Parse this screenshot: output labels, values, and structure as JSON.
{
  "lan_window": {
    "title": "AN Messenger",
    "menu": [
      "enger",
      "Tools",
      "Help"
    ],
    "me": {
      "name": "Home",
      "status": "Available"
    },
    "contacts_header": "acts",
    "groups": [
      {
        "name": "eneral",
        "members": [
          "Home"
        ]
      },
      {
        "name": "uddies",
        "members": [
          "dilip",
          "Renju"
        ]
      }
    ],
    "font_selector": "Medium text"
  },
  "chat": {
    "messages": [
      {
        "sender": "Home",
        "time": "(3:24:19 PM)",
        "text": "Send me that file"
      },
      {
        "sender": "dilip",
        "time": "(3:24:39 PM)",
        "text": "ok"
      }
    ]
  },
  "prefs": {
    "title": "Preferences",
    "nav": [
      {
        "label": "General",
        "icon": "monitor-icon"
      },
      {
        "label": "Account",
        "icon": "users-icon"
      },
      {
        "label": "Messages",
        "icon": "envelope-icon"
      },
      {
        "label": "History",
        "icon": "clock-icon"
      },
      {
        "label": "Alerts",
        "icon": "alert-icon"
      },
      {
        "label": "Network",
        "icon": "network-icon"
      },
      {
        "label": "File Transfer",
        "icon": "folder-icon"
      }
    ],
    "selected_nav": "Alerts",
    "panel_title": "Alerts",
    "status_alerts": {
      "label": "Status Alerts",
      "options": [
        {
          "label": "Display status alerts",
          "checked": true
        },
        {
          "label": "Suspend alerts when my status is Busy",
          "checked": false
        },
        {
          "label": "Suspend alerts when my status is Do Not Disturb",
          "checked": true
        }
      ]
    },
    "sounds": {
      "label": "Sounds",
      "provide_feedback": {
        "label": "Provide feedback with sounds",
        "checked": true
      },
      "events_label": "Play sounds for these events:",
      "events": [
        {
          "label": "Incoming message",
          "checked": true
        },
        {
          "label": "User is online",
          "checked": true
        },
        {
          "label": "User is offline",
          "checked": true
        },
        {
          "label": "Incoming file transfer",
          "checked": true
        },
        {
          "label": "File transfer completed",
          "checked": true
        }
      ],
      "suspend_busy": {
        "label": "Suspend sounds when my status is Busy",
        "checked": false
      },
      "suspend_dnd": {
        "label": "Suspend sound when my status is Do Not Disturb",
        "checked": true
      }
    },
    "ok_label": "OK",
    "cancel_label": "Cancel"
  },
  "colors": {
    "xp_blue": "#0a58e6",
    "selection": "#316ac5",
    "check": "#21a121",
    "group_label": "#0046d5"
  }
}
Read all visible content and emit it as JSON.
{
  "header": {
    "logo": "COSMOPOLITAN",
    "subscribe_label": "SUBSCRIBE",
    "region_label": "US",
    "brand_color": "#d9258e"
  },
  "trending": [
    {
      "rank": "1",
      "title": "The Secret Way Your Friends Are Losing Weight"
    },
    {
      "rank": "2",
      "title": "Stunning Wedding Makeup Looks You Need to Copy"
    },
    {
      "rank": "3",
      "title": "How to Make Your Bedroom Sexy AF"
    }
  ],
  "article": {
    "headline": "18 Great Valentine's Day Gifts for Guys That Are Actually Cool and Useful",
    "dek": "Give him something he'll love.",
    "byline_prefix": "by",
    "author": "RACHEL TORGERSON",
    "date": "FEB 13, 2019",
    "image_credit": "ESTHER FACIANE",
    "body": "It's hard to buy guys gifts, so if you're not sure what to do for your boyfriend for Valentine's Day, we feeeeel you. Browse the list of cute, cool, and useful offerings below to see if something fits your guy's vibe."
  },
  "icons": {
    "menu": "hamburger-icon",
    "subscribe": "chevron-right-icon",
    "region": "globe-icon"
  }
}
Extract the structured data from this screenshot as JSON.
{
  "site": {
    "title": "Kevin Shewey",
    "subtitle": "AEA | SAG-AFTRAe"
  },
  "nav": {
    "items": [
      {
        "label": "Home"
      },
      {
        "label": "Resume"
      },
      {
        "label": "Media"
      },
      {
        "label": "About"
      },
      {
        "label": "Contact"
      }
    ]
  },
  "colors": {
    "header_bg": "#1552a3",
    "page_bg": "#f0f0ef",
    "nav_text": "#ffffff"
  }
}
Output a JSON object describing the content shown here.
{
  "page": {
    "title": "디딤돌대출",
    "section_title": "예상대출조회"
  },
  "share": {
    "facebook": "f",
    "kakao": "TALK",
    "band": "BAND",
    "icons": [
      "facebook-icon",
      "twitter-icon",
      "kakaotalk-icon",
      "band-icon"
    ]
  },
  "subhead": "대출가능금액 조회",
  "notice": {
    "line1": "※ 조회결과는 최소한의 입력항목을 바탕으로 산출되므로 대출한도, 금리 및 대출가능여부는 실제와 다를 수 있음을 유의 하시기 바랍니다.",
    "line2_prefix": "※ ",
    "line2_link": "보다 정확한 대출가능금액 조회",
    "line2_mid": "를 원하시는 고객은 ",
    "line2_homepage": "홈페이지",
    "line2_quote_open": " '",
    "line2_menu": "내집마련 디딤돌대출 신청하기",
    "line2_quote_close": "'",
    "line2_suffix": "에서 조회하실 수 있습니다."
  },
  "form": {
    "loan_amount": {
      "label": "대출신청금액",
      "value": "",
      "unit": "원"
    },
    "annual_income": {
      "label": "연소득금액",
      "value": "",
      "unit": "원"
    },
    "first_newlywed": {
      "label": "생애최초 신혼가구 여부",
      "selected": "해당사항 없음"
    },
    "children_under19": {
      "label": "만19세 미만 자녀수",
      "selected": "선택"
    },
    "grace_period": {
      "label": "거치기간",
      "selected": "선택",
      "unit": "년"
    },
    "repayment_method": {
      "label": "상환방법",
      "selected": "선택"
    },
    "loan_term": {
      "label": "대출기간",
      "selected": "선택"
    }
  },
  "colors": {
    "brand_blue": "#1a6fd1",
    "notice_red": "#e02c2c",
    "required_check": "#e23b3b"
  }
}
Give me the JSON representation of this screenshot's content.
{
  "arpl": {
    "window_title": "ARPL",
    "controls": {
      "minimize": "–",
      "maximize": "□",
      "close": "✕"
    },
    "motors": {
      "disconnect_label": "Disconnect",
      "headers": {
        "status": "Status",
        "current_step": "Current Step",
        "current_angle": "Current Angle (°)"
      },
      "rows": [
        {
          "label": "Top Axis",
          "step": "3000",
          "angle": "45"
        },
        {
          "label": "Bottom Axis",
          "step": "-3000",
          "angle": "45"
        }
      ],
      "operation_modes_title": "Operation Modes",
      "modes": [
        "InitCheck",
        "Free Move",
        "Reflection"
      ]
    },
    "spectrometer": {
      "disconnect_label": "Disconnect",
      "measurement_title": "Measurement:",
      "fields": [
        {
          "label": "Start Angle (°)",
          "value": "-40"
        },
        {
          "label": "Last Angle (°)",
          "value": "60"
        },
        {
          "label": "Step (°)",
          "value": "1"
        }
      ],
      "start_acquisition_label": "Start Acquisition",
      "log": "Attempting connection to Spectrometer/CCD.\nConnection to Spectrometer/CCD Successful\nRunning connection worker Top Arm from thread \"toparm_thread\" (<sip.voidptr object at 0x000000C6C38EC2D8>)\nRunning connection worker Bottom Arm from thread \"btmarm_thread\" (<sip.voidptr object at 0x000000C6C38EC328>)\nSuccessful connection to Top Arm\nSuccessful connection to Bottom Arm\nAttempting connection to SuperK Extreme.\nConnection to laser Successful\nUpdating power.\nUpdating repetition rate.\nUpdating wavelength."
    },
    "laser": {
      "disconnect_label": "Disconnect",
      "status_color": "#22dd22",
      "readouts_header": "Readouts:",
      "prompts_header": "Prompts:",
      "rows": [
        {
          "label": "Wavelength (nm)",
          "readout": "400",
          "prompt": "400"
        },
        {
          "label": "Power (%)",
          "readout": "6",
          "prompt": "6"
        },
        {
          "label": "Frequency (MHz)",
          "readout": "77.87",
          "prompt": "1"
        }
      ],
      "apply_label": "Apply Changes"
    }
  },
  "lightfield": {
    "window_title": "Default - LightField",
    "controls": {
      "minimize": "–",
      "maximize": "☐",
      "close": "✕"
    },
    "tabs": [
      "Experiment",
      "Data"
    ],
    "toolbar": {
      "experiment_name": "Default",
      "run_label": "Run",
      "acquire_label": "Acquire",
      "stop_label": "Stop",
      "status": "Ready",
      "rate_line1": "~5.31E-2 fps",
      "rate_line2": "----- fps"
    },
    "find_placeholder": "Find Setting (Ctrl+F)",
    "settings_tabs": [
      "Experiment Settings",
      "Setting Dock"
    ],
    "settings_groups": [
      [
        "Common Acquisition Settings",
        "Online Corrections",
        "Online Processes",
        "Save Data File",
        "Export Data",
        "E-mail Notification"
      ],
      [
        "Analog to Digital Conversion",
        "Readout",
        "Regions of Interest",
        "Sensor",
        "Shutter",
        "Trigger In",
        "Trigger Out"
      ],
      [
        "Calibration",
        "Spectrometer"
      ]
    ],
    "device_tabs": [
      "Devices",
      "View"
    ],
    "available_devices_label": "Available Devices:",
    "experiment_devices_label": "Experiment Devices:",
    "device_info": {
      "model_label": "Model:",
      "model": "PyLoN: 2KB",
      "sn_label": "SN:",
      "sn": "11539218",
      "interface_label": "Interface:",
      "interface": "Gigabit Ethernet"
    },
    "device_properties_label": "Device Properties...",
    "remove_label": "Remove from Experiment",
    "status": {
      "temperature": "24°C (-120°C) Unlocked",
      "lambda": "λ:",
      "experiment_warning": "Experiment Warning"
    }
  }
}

|---|

Short task >> Lines containing the string "디딤돌대출" should be counted; reply with their number and nothing more.

Exercise result >> 2